* **Exercices**:
a - Répondez à ces questions d'après l'extrait sur la balade en traîneau :
(i) Qu'est-ce qui sert de butoir et remet le traîneau dans le droit chemin en cas de zigzag ?
(ii) Que faut-il savoir doser dans les virages des plaines bien dégagées ?
(iii) À quel moment Jeff prend-elle les rênes ?
b - Traduisez en anglais cette phrase de l'extrait sur la balade en traîneau : « A mi-parcours, on intervertit, et Jeff prend les rênes. »

* **Extrait à lire**:
· · · · · · ·

Nous passons par des sentiers de forêt et par de grandes plaines enneigées. Nous longeons aussi (le regard inquiet) des ravins et des ruisseaux. La plupart du temps, la piste est vraiment très marquée, la neige sur les bords sert de butoir et remet le traîneau dans le droit chemin en cas de zigzag , et il y a très peu de risques de percuter un arbre ou de tomber dans l'eau. Mais lorsque nous traversons des plaines bien dégagées, chaque virage est une aventure, le traîneau glissant vers l'extérieur avec la force centrifuge ; il faut savoir doser du frein pour se remettre dans le droit chemin. Jeff et moi sommes d'accord sur le fait que nous avons rarement serré un truc aussi fort que ce $*@&# de traîneau ;)




A mi-parcours, on intervertit, et Jeff prend les rênes. Elle confirme que c'est très sportif mais prend ses marques très rapidement. Sa conduite me met en confiance et je profite du reste de la balade bien assis dans mon traîneau en prenant des photos!

· · · · · · ·

* **Données fournies**:
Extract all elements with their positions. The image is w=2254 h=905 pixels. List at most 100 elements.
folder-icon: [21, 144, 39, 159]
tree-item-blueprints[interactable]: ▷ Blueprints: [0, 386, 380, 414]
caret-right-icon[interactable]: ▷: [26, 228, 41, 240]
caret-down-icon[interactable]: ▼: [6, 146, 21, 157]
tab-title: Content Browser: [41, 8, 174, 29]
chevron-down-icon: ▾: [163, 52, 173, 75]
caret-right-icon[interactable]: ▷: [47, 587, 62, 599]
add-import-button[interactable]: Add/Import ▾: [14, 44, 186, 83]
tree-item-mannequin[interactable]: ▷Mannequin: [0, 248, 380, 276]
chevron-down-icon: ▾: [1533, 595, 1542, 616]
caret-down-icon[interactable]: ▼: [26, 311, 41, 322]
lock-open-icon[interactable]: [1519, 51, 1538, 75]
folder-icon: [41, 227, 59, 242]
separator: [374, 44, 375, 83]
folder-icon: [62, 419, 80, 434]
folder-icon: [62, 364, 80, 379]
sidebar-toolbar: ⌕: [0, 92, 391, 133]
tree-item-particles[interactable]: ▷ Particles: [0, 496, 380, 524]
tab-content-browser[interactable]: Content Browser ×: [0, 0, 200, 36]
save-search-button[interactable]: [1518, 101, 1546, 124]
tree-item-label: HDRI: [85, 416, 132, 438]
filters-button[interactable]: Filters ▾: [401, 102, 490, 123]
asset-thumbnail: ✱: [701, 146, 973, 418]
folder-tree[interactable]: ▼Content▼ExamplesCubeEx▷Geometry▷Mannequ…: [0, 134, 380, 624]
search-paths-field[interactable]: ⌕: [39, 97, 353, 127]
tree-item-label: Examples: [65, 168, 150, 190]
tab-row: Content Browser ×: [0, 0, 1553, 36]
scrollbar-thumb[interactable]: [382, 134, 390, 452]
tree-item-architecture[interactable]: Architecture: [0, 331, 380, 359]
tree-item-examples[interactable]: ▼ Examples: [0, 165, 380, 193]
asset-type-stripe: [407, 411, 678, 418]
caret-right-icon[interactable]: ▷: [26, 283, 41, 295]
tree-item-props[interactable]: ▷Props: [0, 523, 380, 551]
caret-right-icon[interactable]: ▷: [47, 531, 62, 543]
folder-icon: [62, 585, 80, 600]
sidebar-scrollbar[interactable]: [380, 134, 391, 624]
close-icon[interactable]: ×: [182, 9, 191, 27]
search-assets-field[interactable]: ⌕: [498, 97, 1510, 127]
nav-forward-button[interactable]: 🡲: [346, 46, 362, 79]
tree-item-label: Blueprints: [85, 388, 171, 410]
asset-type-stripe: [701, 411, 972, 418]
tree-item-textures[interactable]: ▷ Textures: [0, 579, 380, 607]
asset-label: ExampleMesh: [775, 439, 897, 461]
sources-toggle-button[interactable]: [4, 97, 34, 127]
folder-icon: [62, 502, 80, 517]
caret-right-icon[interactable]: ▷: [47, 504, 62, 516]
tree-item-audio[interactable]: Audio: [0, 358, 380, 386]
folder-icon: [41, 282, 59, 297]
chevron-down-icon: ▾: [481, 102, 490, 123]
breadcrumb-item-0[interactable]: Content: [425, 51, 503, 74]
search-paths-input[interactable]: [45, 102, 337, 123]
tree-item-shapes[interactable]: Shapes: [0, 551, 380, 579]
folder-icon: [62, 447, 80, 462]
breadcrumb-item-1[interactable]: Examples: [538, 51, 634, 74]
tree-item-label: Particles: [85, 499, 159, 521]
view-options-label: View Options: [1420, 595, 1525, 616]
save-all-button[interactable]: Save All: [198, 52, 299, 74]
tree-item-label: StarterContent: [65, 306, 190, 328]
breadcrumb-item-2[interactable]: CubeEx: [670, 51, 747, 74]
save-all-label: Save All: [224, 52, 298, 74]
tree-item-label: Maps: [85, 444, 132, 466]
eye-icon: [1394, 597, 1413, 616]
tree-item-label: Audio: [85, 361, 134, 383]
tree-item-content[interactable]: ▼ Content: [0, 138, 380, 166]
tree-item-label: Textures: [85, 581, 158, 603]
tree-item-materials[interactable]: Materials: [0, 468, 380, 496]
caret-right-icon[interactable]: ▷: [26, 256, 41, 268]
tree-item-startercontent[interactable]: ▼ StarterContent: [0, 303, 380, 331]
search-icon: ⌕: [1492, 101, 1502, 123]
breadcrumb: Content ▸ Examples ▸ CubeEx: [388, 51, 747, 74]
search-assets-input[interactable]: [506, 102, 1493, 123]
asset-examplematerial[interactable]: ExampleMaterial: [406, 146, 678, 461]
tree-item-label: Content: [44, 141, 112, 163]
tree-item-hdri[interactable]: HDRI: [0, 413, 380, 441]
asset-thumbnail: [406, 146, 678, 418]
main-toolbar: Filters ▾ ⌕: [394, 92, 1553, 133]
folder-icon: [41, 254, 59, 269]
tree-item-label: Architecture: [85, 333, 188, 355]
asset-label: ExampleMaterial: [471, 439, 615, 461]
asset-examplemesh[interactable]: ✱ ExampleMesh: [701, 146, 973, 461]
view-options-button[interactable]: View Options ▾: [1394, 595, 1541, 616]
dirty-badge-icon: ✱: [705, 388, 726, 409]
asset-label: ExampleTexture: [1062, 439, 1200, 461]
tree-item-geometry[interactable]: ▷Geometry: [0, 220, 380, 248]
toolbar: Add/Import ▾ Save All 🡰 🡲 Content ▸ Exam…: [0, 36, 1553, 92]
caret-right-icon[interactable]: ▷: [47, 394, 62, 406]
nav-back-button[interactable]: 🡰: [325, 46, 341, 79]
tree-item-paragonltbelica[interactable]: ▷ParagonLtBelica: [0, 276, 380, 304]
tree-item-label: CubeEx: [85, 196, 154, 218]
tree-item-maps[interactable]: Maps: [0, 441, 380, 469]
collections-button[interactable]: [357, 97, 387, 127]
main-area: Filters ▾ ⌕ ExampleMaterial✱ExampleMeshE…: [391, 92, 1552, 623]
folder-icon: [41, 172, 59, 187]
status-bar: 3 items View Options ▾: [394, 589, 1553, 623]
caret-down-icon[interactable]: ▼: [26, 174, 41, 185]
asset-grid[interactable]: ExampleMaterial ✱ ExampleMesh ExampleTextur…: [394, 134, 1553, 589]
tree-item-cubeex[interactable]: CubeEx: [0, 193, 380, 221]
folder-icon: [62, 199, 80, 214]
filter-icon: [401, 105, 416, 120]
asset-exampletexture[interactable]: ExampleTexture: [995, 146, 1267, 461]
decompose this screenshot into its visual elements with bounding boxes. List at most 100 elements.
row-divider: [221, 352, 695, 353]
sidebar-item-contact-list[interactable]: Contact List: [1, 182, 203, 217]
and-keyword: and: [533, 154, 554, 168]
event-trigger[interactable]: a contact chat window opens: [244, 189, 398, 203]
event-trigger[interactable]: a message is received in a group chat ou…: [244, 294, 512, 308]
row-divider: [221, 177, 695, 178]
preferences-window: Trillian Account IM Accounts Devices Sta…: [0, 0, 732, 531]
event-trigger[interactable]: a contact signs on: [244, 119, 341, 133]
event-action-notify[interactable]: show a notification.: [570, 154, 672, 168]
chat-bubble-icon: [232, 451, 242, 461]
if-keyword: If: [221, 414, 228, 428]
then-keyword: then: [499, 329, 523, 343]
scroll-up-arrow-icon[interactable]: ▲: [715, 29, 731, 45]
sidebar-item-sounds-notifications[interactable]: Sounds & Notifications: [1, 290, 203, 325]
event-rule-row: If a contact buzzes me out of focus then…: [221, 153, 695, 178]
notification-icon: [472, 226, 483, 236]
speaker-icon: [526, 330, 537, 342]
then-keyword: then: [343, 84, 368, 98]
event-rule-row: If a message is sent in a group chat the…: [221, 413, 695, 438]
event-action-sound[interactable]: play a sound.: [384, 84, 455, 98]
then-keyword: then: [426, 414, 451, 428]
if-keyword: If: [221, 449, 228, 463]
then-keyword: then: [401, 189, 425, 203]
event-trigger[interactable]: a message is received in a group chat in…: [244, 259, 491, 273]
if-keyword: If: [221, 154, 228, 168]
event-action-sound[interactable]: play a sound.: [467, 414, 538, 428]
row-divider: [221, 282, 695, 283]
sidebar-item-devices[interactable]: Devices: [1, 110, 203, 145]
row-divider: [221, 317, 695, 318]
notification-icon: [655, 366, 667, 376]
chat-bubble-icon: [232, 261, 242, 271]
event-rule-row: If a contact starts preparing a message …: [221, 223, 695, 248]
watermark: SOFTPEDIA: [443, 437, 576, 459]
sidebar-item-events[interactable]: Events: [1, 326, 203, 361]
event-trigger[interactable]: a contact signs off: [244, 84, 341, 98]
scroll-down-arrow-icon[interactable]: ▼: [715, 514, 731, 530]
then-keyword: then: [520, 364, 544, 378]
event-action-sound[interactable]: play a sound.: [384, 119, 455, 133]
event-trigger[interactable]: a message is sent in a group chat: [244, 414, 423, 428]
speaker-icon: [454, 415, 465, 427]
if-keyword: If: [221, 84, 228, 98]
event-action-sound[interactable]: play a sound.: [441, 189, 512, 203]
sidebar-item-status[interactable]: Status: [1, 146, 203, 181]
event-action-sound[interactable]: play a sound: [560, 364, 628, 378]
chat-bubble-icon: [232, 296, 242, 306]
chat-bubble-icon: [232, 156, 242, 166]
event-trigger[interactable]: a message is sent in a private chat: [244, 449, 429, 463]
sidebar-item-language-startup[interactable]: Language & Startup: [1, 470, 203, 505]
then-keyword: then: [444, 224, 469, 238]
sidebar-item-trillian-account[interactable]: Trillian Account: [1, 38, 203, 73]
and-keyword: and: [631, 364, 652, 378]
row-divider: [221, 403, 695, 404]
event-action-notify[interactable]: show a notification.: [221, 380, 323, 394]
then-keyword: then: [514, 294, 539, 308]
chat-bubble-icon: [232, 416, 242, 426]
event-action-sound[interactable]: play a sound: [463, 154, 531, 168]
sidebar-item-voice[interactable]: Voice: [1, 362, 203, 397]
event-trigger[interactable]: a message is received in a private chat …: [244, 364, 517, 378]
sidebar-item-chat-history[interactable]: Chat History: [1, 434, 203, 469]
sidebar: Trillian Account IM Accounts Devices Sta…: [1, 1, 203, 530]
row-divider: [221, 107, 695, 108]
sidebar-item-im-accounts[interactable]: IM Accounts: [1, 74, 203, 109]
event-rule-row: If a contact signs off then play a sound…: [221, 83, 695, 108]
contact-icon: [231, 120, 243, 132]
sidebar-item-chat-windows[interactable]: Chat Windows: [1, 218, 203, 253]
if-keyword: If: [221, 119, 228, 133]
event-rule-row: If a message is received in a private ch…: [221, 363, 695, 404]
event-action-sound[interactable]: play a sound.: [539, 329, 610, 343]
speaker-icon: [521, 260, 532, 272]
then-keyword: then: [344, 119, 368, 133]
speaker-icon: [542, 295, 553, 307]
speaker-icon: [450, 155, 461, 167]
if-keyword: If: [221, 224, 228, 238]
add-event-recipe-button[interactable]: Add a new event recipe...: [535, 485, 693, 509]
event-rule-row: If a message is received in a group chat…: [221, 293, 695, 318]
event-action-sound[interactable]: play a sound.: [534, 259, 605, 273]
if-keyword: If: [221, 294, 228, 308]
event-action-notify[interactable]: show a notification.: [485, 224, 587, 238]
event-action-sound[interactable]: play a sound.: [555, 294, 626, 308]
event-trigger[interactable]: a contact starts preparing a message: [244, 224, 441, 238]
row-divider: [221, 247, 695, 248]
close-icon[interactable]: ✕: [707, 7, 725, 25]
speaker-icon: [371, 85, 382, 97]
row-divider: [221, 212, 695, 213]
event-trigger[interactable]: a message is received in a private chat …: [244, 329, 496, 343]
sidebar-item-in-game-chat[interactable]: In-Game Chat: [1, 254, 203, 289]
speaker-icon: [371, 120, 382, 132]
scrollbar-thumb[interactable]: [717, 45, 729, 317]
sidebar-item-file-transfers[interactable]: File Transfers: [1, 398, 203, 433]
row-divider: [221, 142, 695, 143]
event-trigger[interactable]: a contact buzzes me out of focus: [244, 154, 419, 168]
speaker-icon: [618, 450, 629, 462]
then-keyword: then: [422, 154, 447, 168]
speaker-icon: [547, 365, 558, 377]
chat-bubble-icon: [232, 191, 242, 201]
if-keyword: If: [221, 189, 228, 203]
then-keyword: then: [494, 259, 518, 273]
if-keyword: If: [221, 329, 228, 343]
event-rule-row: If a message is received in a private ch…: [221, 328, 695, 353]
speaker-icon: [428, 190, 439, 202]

· · · · · · ·

* **Vos réponses**:
a -
(i) La neige sur les bords de la piste.
(ii) Le frein.
(iii) À mi-parcours.

b - Halfway through, we switch, and Jeff takes the reins.